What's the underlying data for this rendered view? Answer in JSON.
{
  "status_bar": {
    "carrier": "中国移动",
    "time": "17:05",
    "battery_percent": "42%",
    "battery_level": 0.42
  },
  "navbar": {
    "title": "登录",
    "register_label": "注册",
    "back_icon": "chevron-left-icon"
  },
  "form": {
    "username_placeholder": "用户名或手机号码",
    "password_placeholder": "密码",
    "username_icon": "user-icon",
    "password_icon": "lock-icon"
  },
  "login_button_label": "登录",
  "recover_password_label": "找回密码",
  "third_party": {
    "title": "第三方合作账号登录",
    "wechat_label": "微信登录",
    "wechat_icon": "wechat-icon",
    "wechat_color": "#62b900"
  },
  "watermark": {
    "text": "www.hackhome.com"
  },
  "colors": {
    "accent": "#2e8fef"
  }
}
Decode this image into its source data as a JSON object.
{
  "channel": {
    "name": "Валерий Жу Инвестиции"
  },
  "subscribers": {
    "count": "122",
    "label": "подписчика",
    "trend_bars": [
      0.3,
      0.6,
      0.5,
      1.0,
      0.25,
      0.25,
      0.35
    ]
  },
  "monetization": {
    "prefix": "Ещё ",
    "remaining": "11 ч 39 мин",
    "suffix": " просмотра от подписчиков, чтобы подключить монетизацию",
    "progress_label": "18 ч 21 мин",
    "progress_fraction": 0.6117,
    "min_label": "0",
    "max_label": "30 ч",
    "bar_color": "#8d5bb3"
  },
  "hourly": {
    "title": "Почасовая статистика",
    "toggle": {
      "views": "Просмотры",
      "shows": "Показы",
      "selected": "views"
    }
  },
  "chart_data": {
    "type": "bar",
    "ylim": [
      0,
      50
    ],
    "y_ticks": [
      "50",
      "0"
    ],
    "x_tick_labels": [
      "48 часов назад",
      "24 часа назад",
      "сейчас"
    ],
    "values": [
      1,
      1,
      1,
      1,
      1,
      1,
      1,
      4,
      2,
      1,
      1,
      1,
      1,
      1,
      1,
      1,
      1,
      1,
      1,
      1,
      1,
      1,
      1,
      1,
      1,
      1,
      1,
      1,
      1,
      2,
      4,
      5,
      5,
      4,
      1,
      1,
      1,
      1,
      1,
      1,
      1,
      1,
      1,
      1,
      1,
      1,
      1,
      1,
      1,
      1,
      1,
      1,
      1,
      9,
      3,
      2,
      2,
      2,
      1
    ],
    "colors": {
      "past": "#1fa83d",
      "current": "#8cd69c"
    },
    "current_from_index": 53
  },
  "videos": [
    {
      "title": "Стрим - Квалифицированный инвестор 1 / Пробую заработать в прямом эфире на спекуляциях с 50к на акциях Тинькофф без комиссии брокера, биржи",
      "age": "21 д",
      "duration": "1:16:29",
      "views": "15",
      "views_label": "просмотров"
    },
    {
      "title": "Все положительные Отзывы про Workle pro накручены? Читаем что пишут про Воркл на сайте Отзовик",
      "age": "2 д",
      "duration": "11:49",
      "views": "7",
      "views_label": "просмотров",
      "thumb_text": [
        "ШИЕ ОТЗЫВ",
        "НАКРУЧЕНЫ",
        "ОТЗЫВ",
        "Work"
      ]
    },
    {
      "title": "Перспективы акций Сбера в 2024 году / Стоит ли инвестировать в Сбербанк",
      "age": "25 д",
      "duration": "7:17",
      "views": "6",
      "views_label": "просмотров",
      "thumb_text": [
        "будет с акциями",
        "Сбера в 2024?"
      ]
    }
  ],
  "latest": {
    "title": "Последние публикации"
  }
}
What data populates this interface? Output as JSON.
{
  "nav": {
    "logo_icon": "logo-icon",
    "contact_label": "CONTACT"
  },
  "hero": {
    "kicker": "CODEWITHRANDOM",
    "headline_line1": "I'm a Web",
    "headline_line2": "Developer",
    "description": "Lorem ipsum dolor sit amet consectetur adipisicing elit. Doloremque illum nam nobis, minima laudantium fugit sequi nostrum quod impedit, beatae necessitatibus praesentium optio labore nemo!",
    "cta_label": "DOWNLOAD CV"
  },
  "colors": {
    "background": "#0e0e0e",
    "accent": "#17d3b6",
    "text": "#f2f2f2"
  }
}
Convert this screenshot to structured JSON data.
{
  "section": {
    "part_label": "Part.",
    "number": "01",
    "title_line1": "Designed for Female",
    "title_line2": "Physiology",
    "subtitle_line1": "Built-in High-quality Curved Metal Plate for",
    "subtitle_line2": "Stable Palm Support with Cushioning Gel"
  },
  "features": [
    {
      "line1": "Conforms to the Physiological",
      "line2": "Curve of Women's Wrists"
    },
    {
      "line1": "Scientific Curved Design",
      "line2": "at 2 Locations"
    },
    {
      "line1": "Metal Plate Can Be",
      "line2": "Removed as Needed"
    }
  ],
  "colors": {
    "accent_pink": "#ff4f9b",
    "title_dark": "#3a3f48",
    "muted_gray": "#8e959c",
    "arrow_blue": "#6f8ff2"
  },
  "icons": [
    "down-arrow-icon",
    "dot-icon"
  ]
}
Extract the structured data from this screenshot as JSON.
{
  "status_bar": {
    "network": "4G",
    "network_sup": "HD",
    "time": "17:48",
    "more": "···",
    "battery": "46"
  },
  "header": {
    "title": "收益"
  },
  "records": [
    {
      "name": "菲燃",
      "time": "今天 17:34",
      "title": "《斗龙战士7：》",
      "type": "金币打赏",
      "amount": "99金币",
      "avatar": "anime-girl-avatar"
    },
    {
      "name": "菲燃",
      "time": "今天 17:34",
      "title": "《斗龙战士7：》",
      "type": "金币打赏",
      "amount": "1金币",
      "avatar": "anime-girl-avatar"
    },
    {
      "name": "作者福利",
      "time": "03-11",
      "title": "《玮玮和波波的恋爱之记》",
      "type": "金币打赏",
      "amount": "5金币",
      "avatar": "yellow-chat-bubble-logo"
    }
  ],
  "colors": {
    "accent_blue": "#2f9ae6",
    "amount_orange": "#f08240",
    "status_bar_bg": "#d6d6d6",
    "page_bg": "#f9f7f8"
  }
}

----

▸ **GIVEN REQUEST**
From the line containing "Convert this screenshot" to the last line of the material, please quote every line exactly and only those.

▸ **FINISHED TASK**
Convert this screenshot to structured JSON data.
{
  "section": {
    "part_label": "Part.",
    "number": "01",
    "title_line1": "Designed for Female",
    "title_line2": "Physiology",
    "subtitle_line1": "Built-in High-quality Curved Metal Plate for",
    "subtitle_line2": "Stable Palm Support with Cushioning Gel"
  },
  "features": [
    {
      "line1": "Conforms to the Physiological",
      "line2": "Curve of Women's Wrists"
    },
    {
      "line1": "Scientific Curved Design",
      "line2": "at 2 Locations"
    },
    {
      "line1": "Metal Plate Can Be",
      "line2": "Removed as Needed"
    }
  ],
  "colors": {
    "accent_pink": "#ff4f9b",
    "title_dark": "#3a3f48",
    "muted_gray": "#8e959c",
    "arrow_blue": "#6f8ff2"
  },
  "icons": [
    "down-arrow-icon",
    "dot-icon"
  ]
}
Extract the structured data from this screenshot as JSON.
{
  "status_bar": {
    "network": "4G",
    "network_sup": "HD",
    "time": "17:48",
    "more": "···",
    "battery": "46"
  },
  "header": {
    "title": "收益"
  },
  "records": [
    {
      "name": "菲燃",
      "time": "今天 17:34",
      "title": "《斗龙战士7：》",
      "type": "金币打赏",
      "amount": "99金币",
      "avatar": "anime-girl-avatar"
    },
    {
      "name": "菲燃",
      "time": "今天 17:34",
      "title": "《斗龙战士7：》",
      "type": "金币打赏",
      "amount": "1金币",
      "avatar": "anime-girl-avatar"
    },
    {
      "name": "作者福利",
      "time": "03-11",
      "title": "《玮玮和波波的恋爱之记》",
      "type": "金币打赏",
      "amount": "5金币",
      "avatar": "yellow-chat-bubble-logo"
    }
  ],
  "colors": {
    "accent_blue": "#2f9ae6",
    "amount_orange": "#f08240",
    "status_bar_bg": "#d6d6d6",
    "page_bg": "#f9f7f8"
  }
}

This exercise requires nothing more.